_Problem to solve_: Transcribe the listing verbatim. Do not carry over any pictures.

---------- Extracted information

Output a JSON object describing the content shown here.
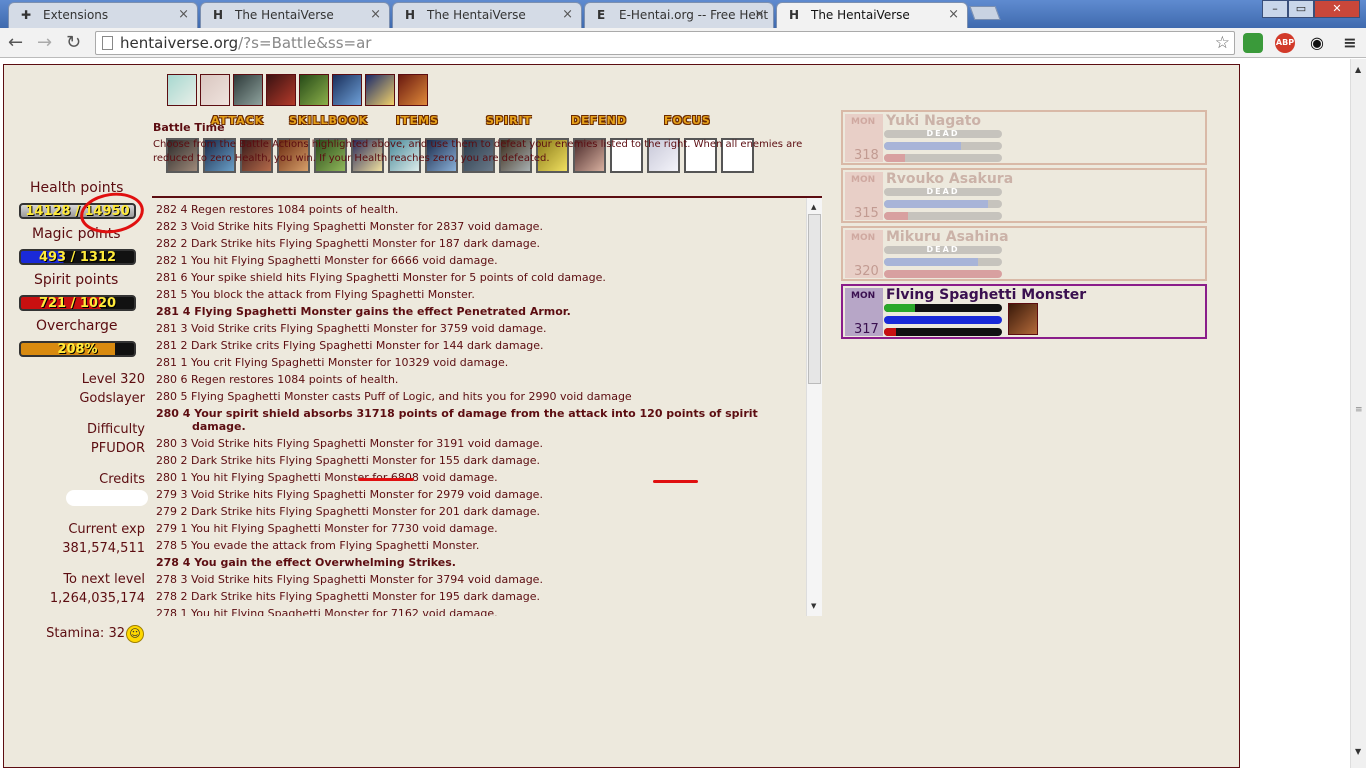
{
  "browser": {
    "tabs": [
      {
        "icon": "puzzle-icon",
        "label": "Extensions"
      },
      {
        "icon": "hv-logo-icon",
        "label": "The HentaiVerse"
      },
      {
        "icon": "hv-logo-icon",
        "label": "The HentaiVerse"
      },
      {
        "icon": "eh-logo-icon",
        "label": "E-Hentai.org -- Free Hent"
      },
      {
        "icon": "hv-logo-icon",
        "label": "The HentaiVerse"
      }
    ],
    "url_host": "hentaiverse.org",
    "url_path": "/?s=Battle&ss=ar",
    "close_glyph": "×",
    "ext_labels": [
      "",
      "ABP",
      "",
      ""
    ]
  },
  "menus": [
    "ATTACK",
    "SKILLBOOK",
    "ITEMS",
    "SPIRIT",
    "DEFEND",
    "FOCUS"
  ],
  "player": {
    "health_label": "Health points",
    "health_value": "14128 / 14950",
    "health_fraction": 0.945,
    "magic_label": "Magic points",
    "magic_value": "493 / 1312",
    "magic_fraction": 0.376,
    "spirit_label": "Spirit points",
    "spirit_value": "721 / 1020",
    "spirit_fraction": 0.707,
    "overcharge_label": "Overcharge",
    "overcharge_value": "208%",
    "overcharge_fraction": 0.832,
    "level_line1": "Level 320",
    "level_line2": "Godslayer",
    "difficulty_label": "Difficulty",
    "difficulty_value": "PFUDOR",
    "credits_label": "Credits",
    "exp_label": "Current exp",
    "exp_value": "381,574,511",
    "next_label": "To next level",
    "next_value": "1,264,035,174",
    "stamina": "Stamina: 32"
  },
  "battle": {
    "title": "Battle Time",
    "description": "Choose from the Battle Actions highlighted above, and use them to defeat your enemies listed to the right. When all enemies are reduced to zero Health, you win. If your Health reaches zero, you are defeated."
  },
  "log": [
    {
      "text": "282 4 Regen restores 1084 points of health.",
      "bold": false
    },
    {
      "text": "282 3 Void Strike hits Flying Spaghetti Monster for 2837 void damage.",
      "bold": false
    },
    {
      "text": "282 2 Dark Strike hits Flying Spaghetti Monster for 187 dark damage.",
      "bold": false
    },
    {
      "text": "282 1 You hit Flying Spaghetti Monster for 6666 void damage.",
      "bold": false
    },
    {
      "text": "281 6 Your spike shield hits Flying Spaghetti Monster for 5 points of cold damage.",
      "bold": false
    },
    {
      "text": "281 5 You block the attack from Flying Spaghetti Monster.",
      "bold": false
    },
    {
      "text": "281 4 Flying Spaghetti Monster gains the effect Penetrated Armor.",
      "bold": true
    },
    {
      "text": "281 3 Void Strike crits Flying Spaghetti Monster for 3759 void damage.",
      "bold": false
    },
    {
      "text": "281 2 Dark Strike crits Flying Spaghetti Monster for 144 dark damage.",
      "bold": false
    },
    {
      "text": "281 1 You crit Flying Spaghetti Monster for 10329 void damage.",
      "bold": false
    },
    {
      "text": "280 6 Regen restores 1084 points of health.",
      "bold": false
    },
    {
      "text": "280 5 Flying Spaghetti Monster casts Puff of Logic, and hits you for 2990 void damage",
      "bold": false
    },
    {
      "text": "280 4 Your spirit shield absorbs 31718 points of damage from the attack into 120 points of spirit damage.",
      "bold": true,
      "wrap": true
    },
    {
      "text": "280 3 Void Strike hits Flying Spaghetti Monster for 3191 void damage.",
      "bold": false
    },
    {
      "text": "280 2 Dark Strike hits Flying Spaghetti Monster for 155 dark damage.",
      "bold": false
    },
    {
      "text": "280 1 You hit Flying Spaghetti Monster for 6808 void damage.",
      "bold": false
    },
    {
      "text": "279 3 Void Strike hits Flying Spaghetti Monster for 2979 void damage.",
      "bold": false
    },
    {
      "text": "279 2 Dark Strike hits Flying Spaghetti Monster for 201 dark damage.",
      "bold": false
    },
    {
      "text": "279 1 You hit Flying Spaghetti Monster for 7730 void damage.",
      "bold": false
    },
    {
      "text": "278 5 You evade the attack from Flying Spaghetti Monster.",
      "bold": false
    },
    {
      "text": "278 4 You gain the effect Overwhelming Strikes.",
      "bold": true
    },
    {
      "text": "278 3 Void Strike hits Flying Spaghetti Monster for 3794 void damage.",
      "bold": false
    },
    {
      "text": "278 2 Dark Strike hits Flying Spaghetti Monster for 195 dark damage.",
      "bold": false
    },
    {
      "text": "278 1 You hit Flying Spaghetti Monster for 7162 void damage.",
      "bold": false
    }
  ],
  "monsters": [
    {
      "tag": "MON",
      "name": "Yuki Nagato",
      "level": "318",
      "status": "DEAD",
      "mp": 0.65,
      "sp": 0.18
    },
    {
      "tag": "MON",
      "name": "Rvouko Asakura",
      "level": "315",
      "status": "DEAD",
      "mp": 0.88,
      "sp": 0.2
    },
    {
      "tag": "MON",
      "name": "Mikuru Asahina",
      "level": "320",
      "status": "DEAD",
      "mp": 0.8,
      "sp": 1.0
    },
    {
      "tag": "MON",
      "name": "Flving Spaghetti Monster",
      "level": "317",
      "status": "",
      "hp": 0.26,
      "mp": 1.0,
      "sp": 0.1
    }
  ],
  "colors": {
    "page_bg": "#ede9dd",
    "text": "#5c0d11",
    "accent_active": "#8a1d8a",
    "annotation": "#e01010"
  }
}
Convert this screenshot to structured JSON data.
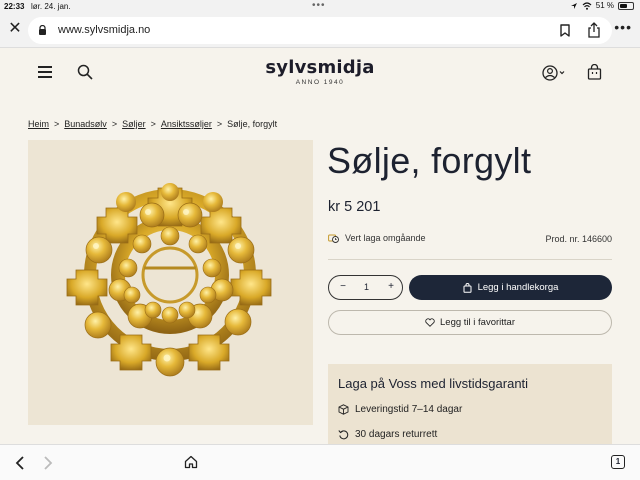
{
  "status_bar": {
    "time": "22:33",
    "date": "lør. 24. jan.",
    "battery": "51 %"
  },
  "browser": {
    "url": "www.sylvsmidja.no",
    "icons": [
      "close-icon",
      "lock-icon",
      "bookmark-icon",
      "share-icon",
      "more-icon"
    ]
  },
  "site": {
    "logo_name": "sylvsmidja",
    "logo_tagline": "ANNO 1940"
  },
  "breadcrumb": {
    "items": [
      "Heim",
      "Bunadsølv",
      "Søljer",
      "Ansiktssøljer"
    ],
    "current": "Sølje, forgylt",
    "separator": ">"
  },
  "product": {
    "title": "Sølje, forgylt",
    "price": "kr 5 201",
    "availability": "Vert laga omgåande",
    "product_number": "Prod. nr. 146600",
    "quantity": "1",
    "add_to_cart": "Legg i handlekorga",
    "add_to_favorites": "Legg til i favorittar"
  },
  "guarantee": {
    "title": "Laga på Voss med livstidsgaranti",
    "features": [
      "Leveringstid 7–14 dagar",
      "30 dagars returrett"
    ]
  },
  "bottom_bar": {
    "tab_count": "1"
  },
  "colors": {
    "page_bg": "#f6f3ec",
    "primary_button": "#1d2638",
    "image_bg": "#ede5d4",
    "guarantee_bg": "#ece3d1",
    "gold": "#d9a928"
  }
}
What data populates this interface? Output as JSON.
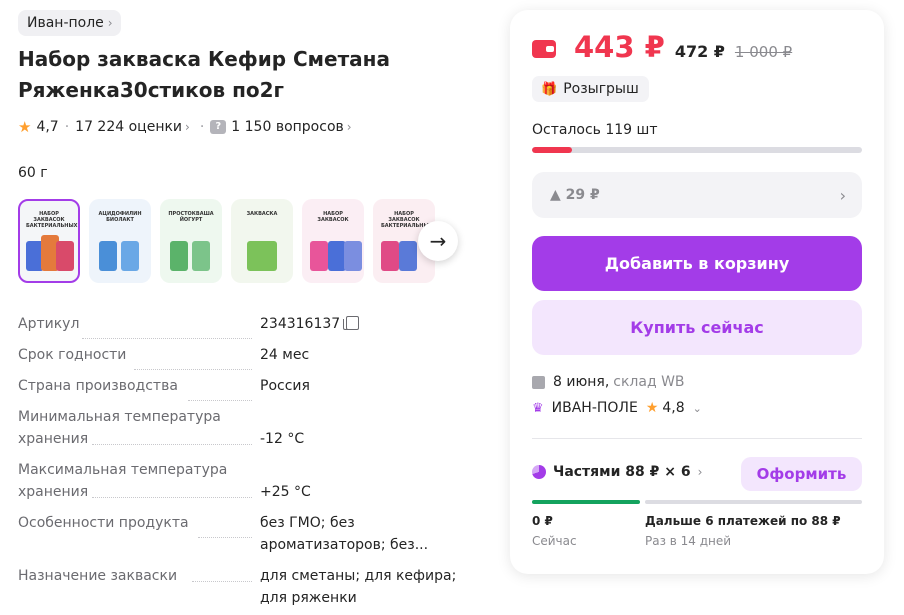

--------------------

_Task result_:
Output a JSON object describing the content shown here.
{
  "browser": {
    "tabs": [
      {
        "icon": "puzzle-icon",
        "label": "Extensions"
      },
      {
        "icon": "hv-logo-icon",
        "label": "The HentaiVerse"
      },
      {
        "icon": "hv-logo-icon",
        "label": "The HentaiVerse"
      },
      {
        "icon": "eh-logo-icon",
        "label": "E-Hentai.org -- Free Hent"
      },
      {
        "icon": "hv-logo-icon",
        "label": "The HentaiVerse"
      }
    ],
    "url_host": "hentaiverse.org",
    "url_path": "/?s=Battle&ss=ar",
    "close_glyph": "×",
    "ext_labels": [
      "",
      "ABP",
      "",
      ""
    ]
  },
  "menus": [
    "ATTACK",
    "SKILLBOOK",
    "ITEMS",
    "SPIRIT",
    "DEFEND",
    "FOCUS"
  ],
  "player": {
    "health_label": "Health points",
    "health_value": "14128 / 14950",
    "health_fraction": 0.945,
    "magic_label": "Magic points",
    "magic_value": "493 / 1312",
    "magic_fraction": 0.376,
    "spirit_label": "Spirit points",
    "spirit_value": "721 / 1020",
    "spirit_fraction": 0.707,
    "overcharge_label": "Overcharge",
    "overcharge_value": "208%",
    "overcharge_fraction": 0.832,
    "level_line1": "Level 320",
    "level_line2": "Godslayer",
    "difficulty_label": "Difficulty",
    "difficulty_value": "PFUDOR",
    "credits_label": "Credits",
    "exp_label": "Current exp",
    "exp_value": "381,574,511",
    "next_label": "To next level",
    "next_value": "1,264,035,174",
    "stamina": "Stamina: 32"
  },
  "battle": {
    "title": "Battle Time",
    "description": "Choose from the Battle Actions highlighted above, and use them to defeat your enemies listed to the right. When all enemies are reduced to zero Health, you win. If your Health reaches zero, you are defeated."
  },
  "log": [
    {
      "text": "282 4 Regen restores 1084 points of health.",
      "bold": false
    },
    {
      "text": "282 3 Void Strike hits Flying Spaghetti Monster for 2837 void damage.",
      "bold": false
    },
    {
      "text": "282 2 Dark Strike hits Flying Spaghetti Monster for 187 dark damage.",
      "bold": false
    },
    {
      "text": "282 1 You hit Flying Spaghetti Monster for 6666 void damage.",
      "bold": false
    },
    {
      "text": "281 6 Your spike shield hits Flying Spaghetti Monster for 5 points of cold damage.",
      "bold": false
    },
    {
      "text": "281 5 You block the attack from Flying Spaghetti Monster.",
      "bold": false
    },
    {
      "text": "281 4 Flying Spaghetti Monster gains the effect Penetrated Armor.",
      "bold": true
    },
    {
      "text": "281 3 Void Strike crits Flying Spaghetti Monster for 3759 void damage.",
      "bold": false
    },
    {
      "text": "281 2 Dark Strike crits Flying Spaghetti Monster for 144 dark damage.",
      "bold": false
    },
    {
      "text": "281 1 You crit Flying Spaghetti Monster for 10329 void damage.",
      "bold": false
    },
    {
      "text": "280 6 Regen restores 1084 points of health.",
      "bold": false
    },
    {
      "text": "280 5 Flying Spaghetti Monster casts Puff of Logic, and hits you for 2990 void damage",
      "bold": false
    },
    {
      "text": "280 4 Your spirit shield absorbs 31718 points of damage from the attack into 120 points of spirit damage.",
      "bold": true,
      "wrap": true
    },
    {
      "text": "280 3 Void Strike hits Flying Spaghetti Monster for 3191 void damage.",
      "bold": false
    },
    {
      "text": "280 2 Dark Strike hits Flying Spaghetti Monster for 155 dark damage.",
      "bold": false
    },
    {
      "text": "280 1 You hit Flying Spaghetti Monster for 6808 void damage.",
      "bold": false
    },
    {
      "text": "279 3 Void Strike hits Flying Spaghetti Monster for 2979 void damage.",
      "bold": false
    },
    {
      "text": "279 2 Dark Strike hits Flying Spaghetti Monster for 201 dark damage.",
      "bold": false
    },
    {
      "text": "279 1 You hit Flying Spaghetti Monster for 7730 void damage.",
      "bold": false
    },
    {
      "text": "278 5 You evade the attack from Flying Spaghetti Monster.",
      "bold": false
    },
    {
      "text": "278 4 You gain the effect Overwhelming Strikes.",
      "bold": true
    },
    {
      "text": "278 3 Void Strike hits Flying Spaghetti Monster for 3794 void damage.",
      "bold": false
    },
    {
      "text": "278 2 Dark Strike hits Flying Spaghetti Monster for 195 dark damage.",
      "bold": false
    },
    {
      "text": "278 1 You hit Flying Spaghetti Monster for 7162 void damage.",
      "bold": false
    }
  ],
  "monsters": [
    {
      "tag": "MON",
      "name": "Yuki Nagato",
      "level": "318",
      "status": "DEAD",
      "mp": 0.65,
      "sp": 0.18
    },
    {
      "tag": "MON",
      "name": "Rvouko Asakura",
      "level": "315",
      "status": "DEAD",
      "mp": 0.88,
      "sp": 0.2
    },
    {
      "tag": "MON",
      "name": "Mikuru Asahina",
      "level": "320",
      "status": "DEAD",
      "mp": 0.8,
      "sp": 1.0
    },
    {
      "tag": "MON",
      "name": "Flving Spaghetti Monster",
      "level": "317",
      "status": "",
      "hp": 0.26,
      "mp": 1.0,
      "sp": 0.1
    }
  ],
  "colors": {
    "page_bg": "#ede9dd",
    "text": "#5c0d11",
    "accent_active": "#8a1d8a",
    "annotation": "#e01010"
  }
}
Convert this screenshot to structured JSON data.
{
  "status_bar": {
    "time": "22:33",
    "date": "lør. 24. jan.",
    "battery": "51 %"
  },
  "browser": {
    "url": "www.sylvsmidja.no",
    "icons": [
      "close-icon",
      "lock-icon",
      "bookmark-icon",
      "share-icon",
      "more-icon"
    ]
  },
  "site": {
    "logo_name": "sylvsmidja",
    "logo_tagline": "ANNO 1940"
  },
  "breadcrumb": {
    "items": [
      "Heim",
      "Bunadsølv",
      "Søljer",
      "Ansiktssøljer"
    ],
    "current": "Sølje, forgylt",
    "separator": ">"
  },
  "product": {
    "title": "Sølje, forgylt",
    "price": "kr 5 201",
    "availability": "Vert laga omgåande",
    "product_number": "Prod. nr. 146600",
    "quantity": "1",
    "add_to_cart": "Legg i handlekorga",
    "add_to_favorites": "Legg til i favorittar"
  },
  "guarantee": {
    "title": "Laga på Voss med livstidsgaranti",
    "features": [
      "Leveringstid 7–14 dagar",
      "30 dagars returrett"
    ]
  },
  "bottom_bar": {
    "tab_count": "1"
  },
  "colors": {
    "page_bg": "#f6f3ec",
    "primary_button": "#1d2638",
    "image_bg": "#ede5d4",
    "guarantee_bg": "#ece3d1",
    "gold": "#d9a928"
  }
}
What data populates this interface? Output as JSON.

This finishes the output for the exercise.